[Figure collection entries]
········
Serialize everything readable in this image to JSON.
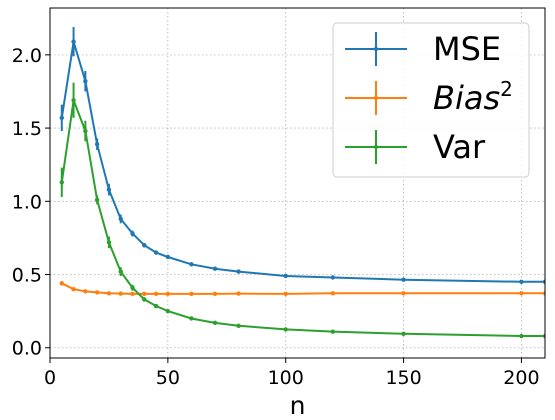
{
  "chart_data": {
    "type": "line",
    "title": "",
    "xlabel": "n",
    "ylabel": "",
    "xlim": [
      0,
      210
    ],
    "ylim": [
      -0.07,
      2.32
    ],
    "xticks": [
      0,
      50,
      100,
      150,
      200
    ],
    "yticks": [
      0.0,
      0.5,
      1.0,
      1.5,
      2.0
    ],
    "xtick_labels": [
      "0",
      "50",
      "100",
      "150",
      "200"
    ],
    "ytick_labels": [
      "0.0",
      "0.5",
      "1.0",
      "1.5",
      "2.0"
    ],
    "grid": true,
    "legend_position": "top-right",
    "x": [
      5,
      10,
      15,
      20,
      25,
      30,
      35,
      40,
      45,
      50,
      60,
      70,
      80,
      100,
      120,
      150,
      200,
      210
    ],
    "series": [
      {
        "name": "MSE",
        "color": "#1f77b4",
        "values": [
          1.57,
          2.09,
          1.82,
          1.39,
          1.08,
          0.88,
          0.78,
          0.7,
          0.65,
          0.62,
          0.57,
          0.54,
          0.52,
          0.49,
          0.48,
          0.465,
          0.45,
          0.45
        ],
        "errors": [
          0.09,
          0.1,
          0.07,
          0.04,
          0.04,
          0.03,
          0.02,
          0.015,
          0.012,
          0.01,
          0.01,
          0.008,
          0.006,
          0.005,
          0.005,
          0.004,
          0.004,
          0.004
        ]
      },
      {
        "name_prefix": "Bias",
        "name_sup": "2",
        "color": "#ff7f0e",
        "values": [
          0.44,
          0.4,
          0.385,
          0.378,
          0.372,
          0.37,
          0.368,
          0.368,
          0.368,
          0.368,
          0.368,
          0.368,
          0.37,
          0.368,
          0.372,
          0.372,
          0.372,
          0.372
        ],
        "errors": [
          0.015,
          0.01,
          0.008,
          0.006,
          0.005,
          0.005,
          0.004,
          0.004,
          0.004,
          0.004,
          0.003,
          0.003,
          0.003,
          0.003,
          0.003,
          0.003,
          0.003,
          0.003
        ]
      },
      {
        "name": "Var",
        "color": "#2ca02c",
        "values": [
          1.13,
          1.69,
          1.48,
          1.01,
          0.72,
          0.52,
          0.41,
          0.33,
          0.285,
          0.25,
          0.2,
          0.17,
          0.15,
          0.125,
          0.11,
          0.095,
          0.08,
          0.08
        ],
        "errors": [
          0.1,
          0.12,
          0.07,
          0.03,
          0.04,
          0.03,
          0.02,
          0.015,
          0.01,
          0.01,
          0.008,
          0.006,
          0.005,
          0.004,
          0.004,
          0.003,
          0.003,
          0.003
        ]
      }
    ]
  }
}
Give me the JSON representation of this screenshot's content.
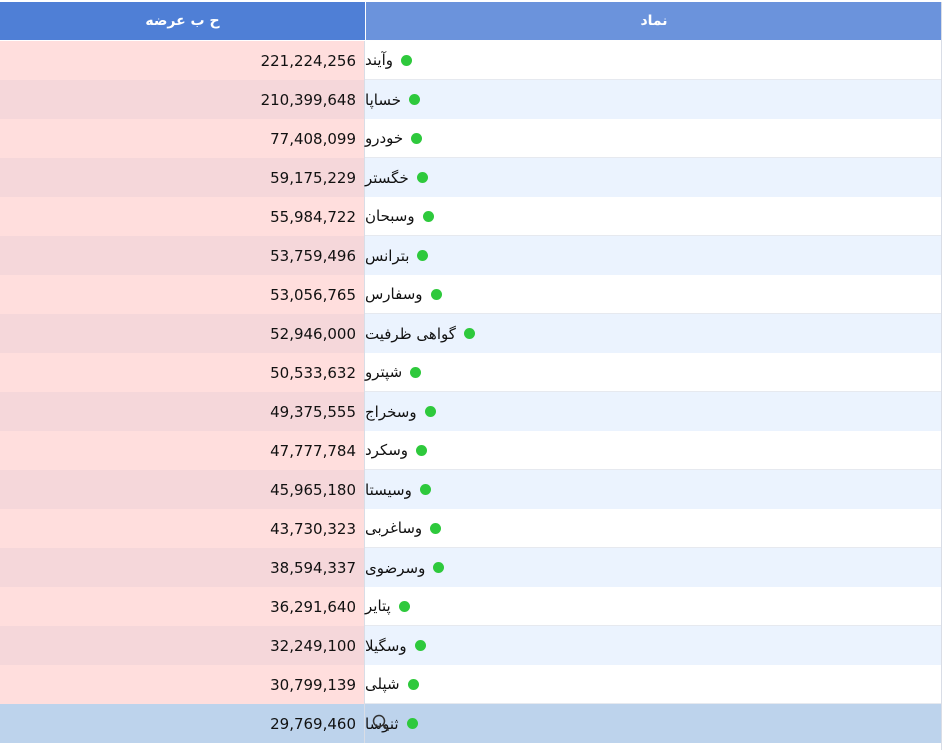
{
  "table": {
    "headers": {
      "volume": "ح ب عرضه",
      "symbol": "نماد"
    },
    "rows": [
      {
        "symbol": "وآیند",
        "volume": "221,224,256"
      },
      {
        "symbol": "خساپا",
        "volume": "210,399,648"
      },
      {
        "symbol": "خودرو",
        "volume": "77,408,099"
      },
      {
        "symbol": "خگستر",
        "volume": "59,175,229"
      },
      {
        "symbol": "وسبحان",
        "volume": "55,984,722"
      },
      {
        "symbol": "بترانس",
        "volume": "53,759,496"
      },
      {
        "symbol": "وسفارس",
        "volume": "53,056,765"
      },
      {
        "symbol": "گواهی ظرفیت",
        "volume": "52,946,000"
      },
      {
        "symbol": "شپترو",
        "volume": "50,533,632"
      },
      {
        "symbol": "وسخراج",
        "volume": "49,375,555"
      },
      {
        "symbol": "وسکرد",
        "volume": "47,777,784"
      },
      {
        "symbol": "وسیستا",
        "volume": "45,965,180"
      },
      {
        "symbol": "وساغربی",
        "volume": "43,730,323"
      },
      {
        "symbol": "وسرضوی",
        "volume": "38,594,337"
      },
      {
        "symbol": "پتایر",
        "volume": "36,291,640"
      },
      {
        "symbol": "وسگیلا",
        "volume": "32,249,100"
      },
      {
        "symbol": "شپلی",
        "volume": "30,799,139"
      },
      {
        "symbol": "ثنوسا",
        "volume": "29,769,460"
      }
    ],
    "selected_row": 17,
    "status_color": "#2ec93c",
    "icons": {
      "status": "status-dot-icon",
      "search": "search-icon"
    }
  }
}
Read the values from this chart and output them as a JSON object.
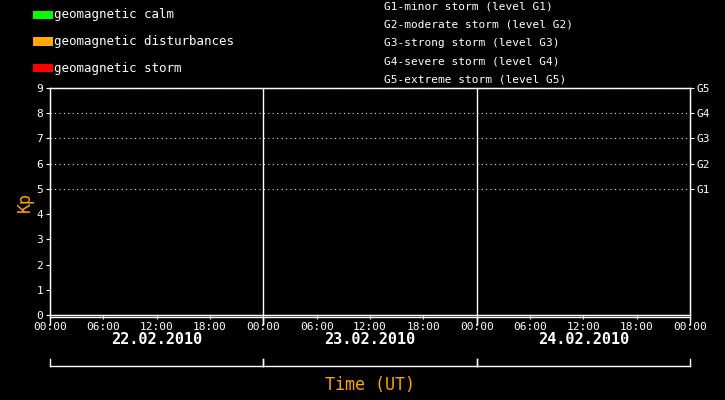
{
  "background_color": "#000000",
  "plot_bg_color": "#000000",
  "title": "Time (UT)",
  "title_color": "#FFA500",
  "ylabel": "Kp",
  "ylabel_color": "#FFA500",
  "ylim": [
    0,
    9
  ],
  "yticks": [
    0,
    1,
    2,
    3,
    4,
    5,
    6,
    7,
    8,
    9
  ],
  "grid_color": "#ffffff",
  "grid_y_values": [
    5,
    6,
    7,
    8,
    9
  ],
  "axis_color": "#ffffff",
  "tick_color": "#ffffff",
  "days": [
    "22.02.2010",
    "23.02.2010",
    "24.02.2010"
  ],
  "legend_items": [
    {
      "label": "geomagnetic calm",
      "color": "#00ff00"
    },
    {
      "label": "geomagnetic disturbances",
      "color": "#ffaa00"
    },
    {
      "label": "geomagnetic storm",
      "color": "#ff0000"
    }
  ],
  "storm_labels": [
    "G1-minor storm (level G1)",
    "G2-moderate storm (level G2)",
    "G3-strong storm (level G3)",
    "G4-severe storm (level G4)",
    "G5-extreme storm (level G5)"
  ],
  "right_axis_labels": [
    "G5",
    "G4",
    "G3",
    "G2",
    "G1"
  ],
  "right_axis_y_values": [
    9,
    8,
    7,
    6,
    5
  ],
  "divider_color": "#ffffff",
  "font_family": "monospace",
  "font_size": 8,
  "tick_font_size": 8,
  "day_label_font_size": 11,
  "day_label_color": "#ffffff",
  "legend_font_size": 9,
  "storm_font_size": 8
}
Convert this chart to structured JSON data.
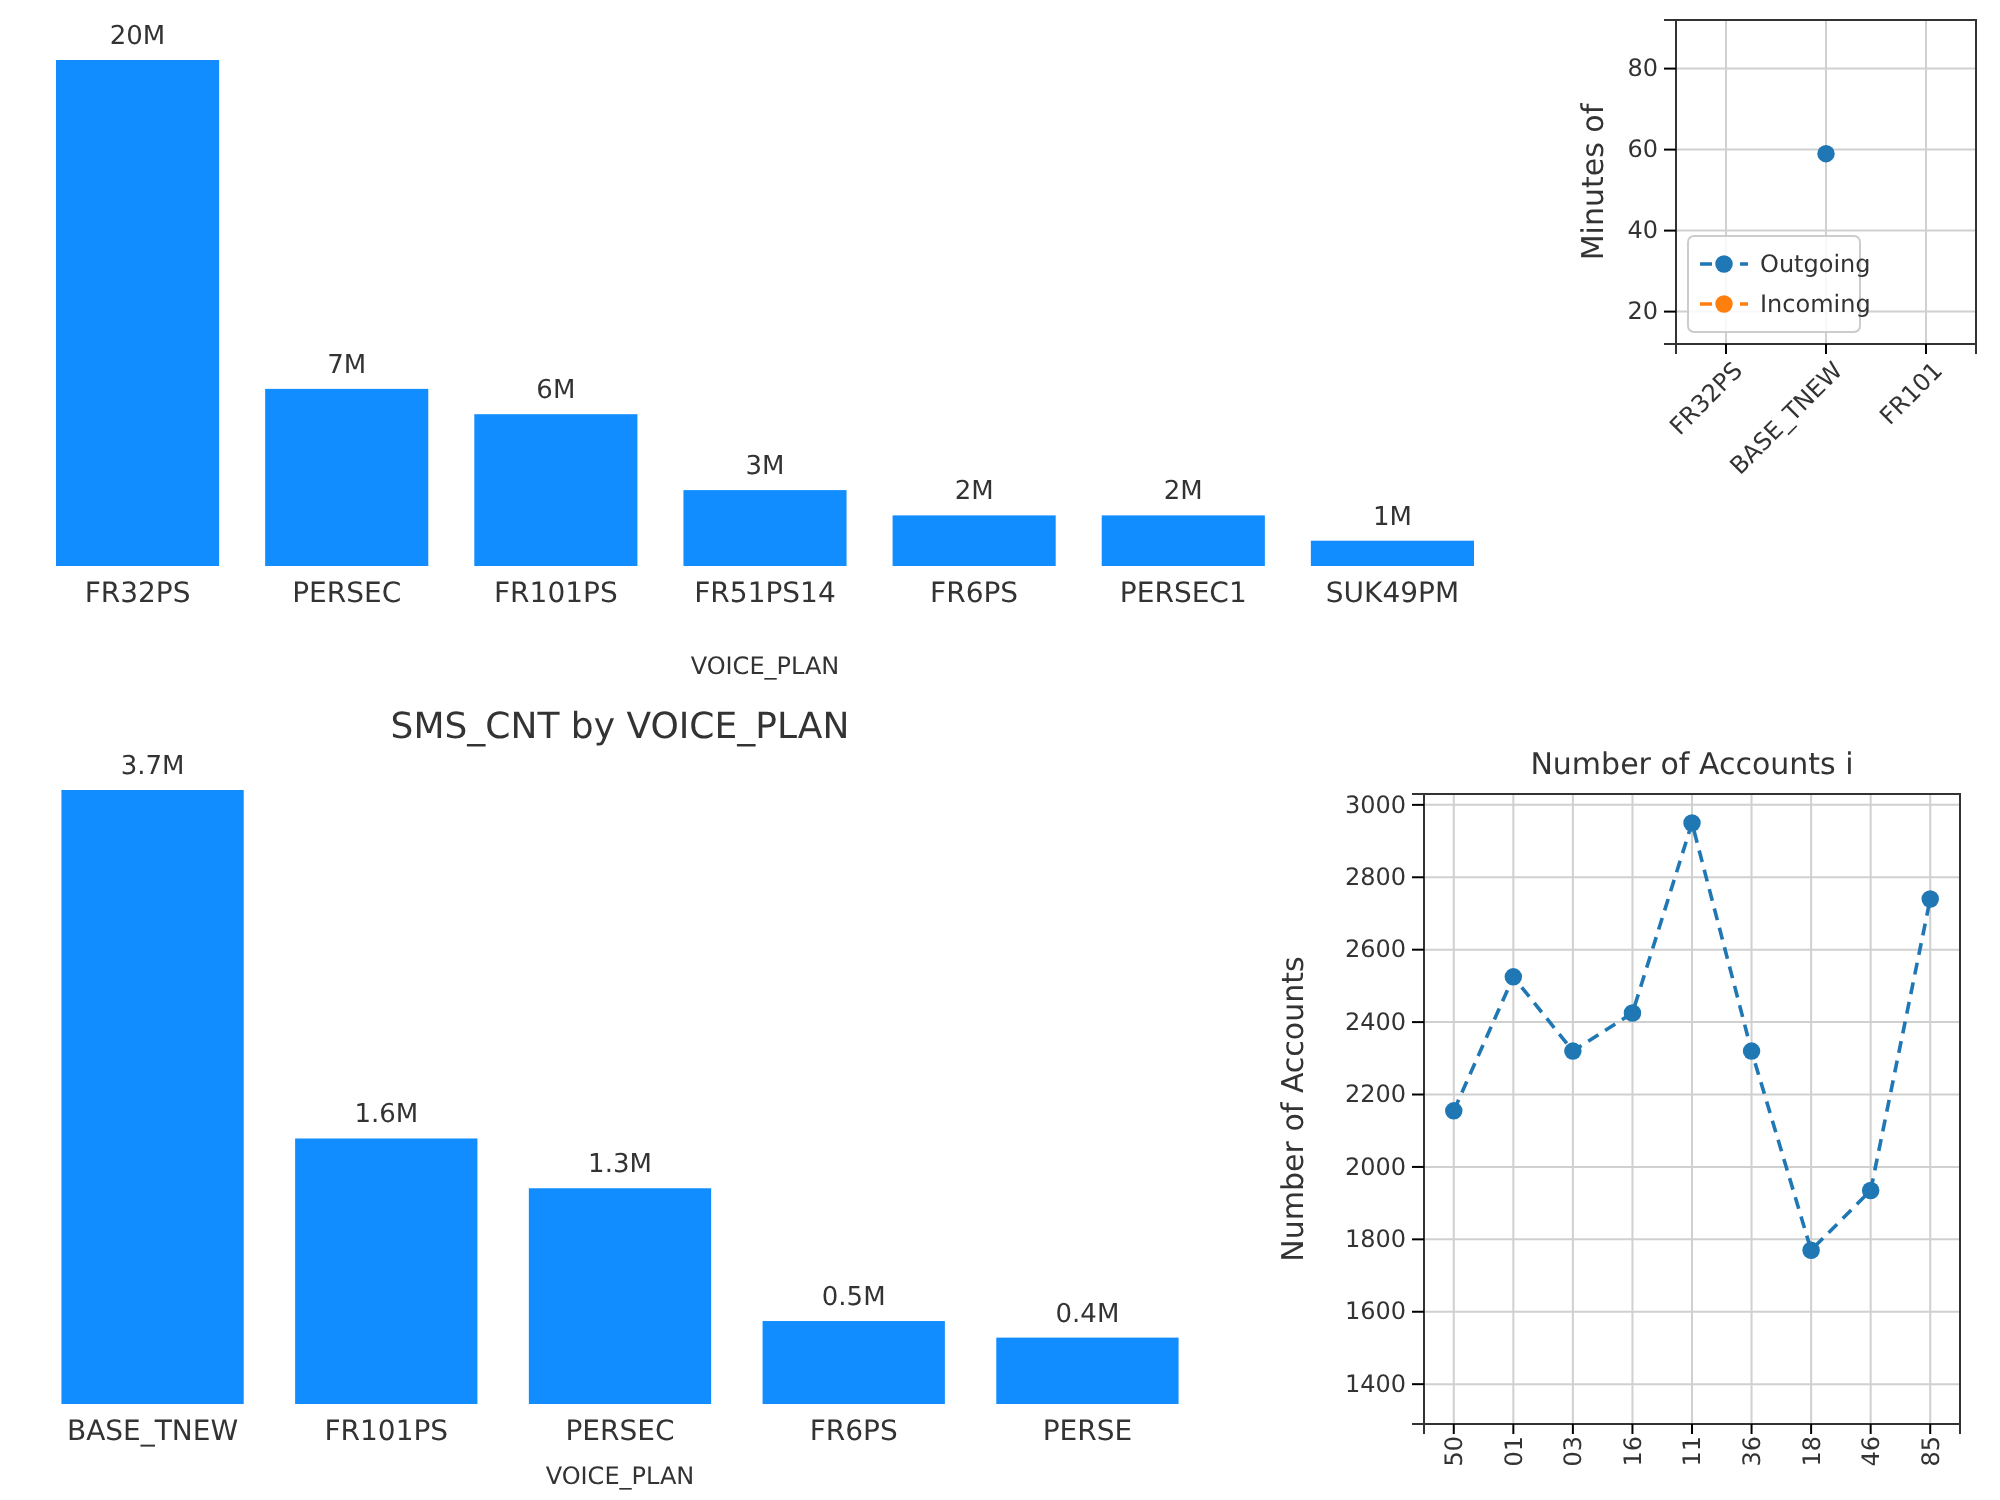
{
  "chart_data": [
    {
      "type": "bar",
      "xlabel": "VOICE_PLAN",
      "categories": [
        "FR32PS",
        "PERSEC",
        "FR101PS",
        "FR51PS14",
        "FR6PS",
        "PERSEC1",
        "SUK49PM"
      ],
      "values": [
        20,
        7,
        6,
        3,
        2,
        2,
        1
      ],
      "value_labels": [
        "20M",
        "7M",
        "6M",
        "3M",
        "2M",
        "2M",
        "1M"
      ],
      "color": "#118dff",
      "tick_labels": "x"
    },
    {
      "type": "line",
      "ylabel": "Minutes of",
      "categories": [
        "FR32PS",
        "BASE_TNEW",
        "FR101"
      ],
      "series": [
        {
          "name": "Outgoing",
          "color": "#1f77b4",
          "values": [
            null,
            59,
            null
          ]
        },
        {
          "name": "Incoming",
          "color": "#ff7f0e",
          "values": [
            null,
            null,
            null
          ]
        }
      ],
      "ylim": [
        12,
        92
      ],
      "yticks": [
        20,
        40,
        60,
        80
      ],
      "grid": true,
      "legend": "bottom left",
      "marker": "circle",
      "line_style": "dashed"
    },
    {
      "type": "bar",
      "title": "SMS_CNT by VOICE_PLAN",
      "xlabel": "VOICE_PLAN",
      "categories": [
        "BASE_TNEW",
        "FR101PS",
        "PERSEC",
        "FR6PS",
        "PERSE"
      ],
      "values": [
        3.7,
        1.6,
        1.3,
        0.5,
        0.4
      ],
      "value_labels": [
        "3.7M",
        "1.6M",
        "1.3M",
        "0.5M",
        "0.4M"
      ],
      "color": "#118dff",
      "tick_labels": "x"
    },
    {
      "type": "line",
      "title": "Number of Accounts i",
      "ylabel": "Number of Accounts",
      "categories": [
        "50",
        "01",
        "03",
        "16",
        "11",
        "36",
        "18",
        "46",
        "85"
      ],
      "series": [
        {
          "color": "#1f77b4",
          "values": [
            2155,
            2525,
            2320,
            2425,
            2950,
            2320,
            1770,
            1935,
            2740
          ]
        }
      ],
      "ylim": [
        1290,
        3030
      ],
      "yticks": [
        1400,
        1600,
        1800,
        2000,
        2200,
        2400,
        2600,
        2800,
        3000
      ],
      "grid": true,
      "marker": "circle",
      "line_style": "dashed"
    }
  ]
}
········
Work required: Tell how many lines above contain the word "this". Give the number alone.

The response: 4